[START SOURCE MATERIAL]
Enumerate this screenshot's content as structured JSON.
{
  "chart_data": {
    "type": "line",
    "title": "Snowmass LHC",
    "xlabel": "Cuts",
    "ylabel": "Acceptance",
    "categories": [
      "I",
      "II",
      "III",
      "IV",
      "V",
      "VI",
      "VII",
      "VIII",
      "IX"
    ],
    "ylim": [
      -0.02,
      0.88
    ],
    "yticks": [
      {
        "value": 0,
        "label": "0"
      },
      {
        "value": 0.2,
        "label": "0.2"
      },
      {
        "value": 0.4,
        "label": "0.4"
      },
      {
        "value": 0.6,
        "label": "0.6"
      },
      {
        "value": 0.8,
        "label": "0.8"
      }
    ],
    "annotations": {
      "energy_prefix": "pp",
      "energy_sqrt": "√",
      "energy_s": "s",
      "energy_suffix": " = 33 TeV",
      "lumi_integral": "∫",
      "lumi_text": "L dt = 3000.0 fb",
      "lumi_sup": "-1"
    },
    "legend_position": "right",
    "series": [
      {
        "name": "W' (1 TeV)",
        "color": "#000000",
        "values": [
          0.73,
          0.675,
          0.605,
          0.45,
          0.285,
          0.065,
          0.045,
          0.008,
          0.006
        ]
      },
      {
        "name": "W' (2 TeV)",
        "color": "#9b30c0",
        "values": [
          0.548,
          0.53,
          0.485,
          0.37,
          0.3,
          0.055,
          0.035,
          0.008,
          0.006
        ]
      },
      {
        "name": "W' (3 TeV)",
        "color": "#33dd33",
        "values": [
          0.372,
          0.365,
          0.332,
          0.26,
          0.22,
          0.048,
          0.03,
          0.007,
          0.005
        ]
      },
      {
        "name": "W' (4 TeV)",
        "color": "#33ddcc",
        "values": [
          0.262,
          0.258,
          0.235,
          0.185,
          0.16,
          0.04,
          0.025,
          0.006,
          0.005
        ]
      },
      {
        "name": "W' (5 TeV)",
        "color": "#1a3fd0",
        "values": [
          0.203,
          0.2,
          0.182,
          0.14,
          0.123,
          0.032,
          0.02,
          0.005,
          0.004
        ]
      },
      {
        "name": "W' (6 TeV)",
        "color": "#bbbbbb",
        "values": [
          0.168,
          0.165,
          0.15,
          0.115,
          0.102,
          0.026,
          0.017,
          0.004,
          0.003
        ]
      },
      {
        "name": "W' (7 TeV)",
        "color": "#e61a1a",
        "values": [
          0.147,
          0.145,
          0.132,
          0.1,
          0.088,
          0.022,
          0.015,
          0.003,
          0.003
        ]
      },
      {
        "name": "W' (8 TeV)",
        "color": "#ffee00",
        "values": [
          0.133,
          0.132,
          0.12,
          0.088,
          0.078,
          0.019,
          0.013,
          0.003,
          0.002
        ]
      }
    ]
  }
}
[END SOURCE MATERIAL]
◆ WHAT TO WORK ON: Gather all lines of the records that include the word "name".

◆ WRITTEN REPLY:
        "name": "W' (1 TeV)",
        "name": "W' (2 TeV)",
        "name": "W' (3 TeV)",
        "name": "W' (4 TeV)",
        "name": "W' (5 TeV)",
        "name": "W' (6 TeV)",
        "name": "W' (7 TeV)",
        "name": "W' (8 TeV)",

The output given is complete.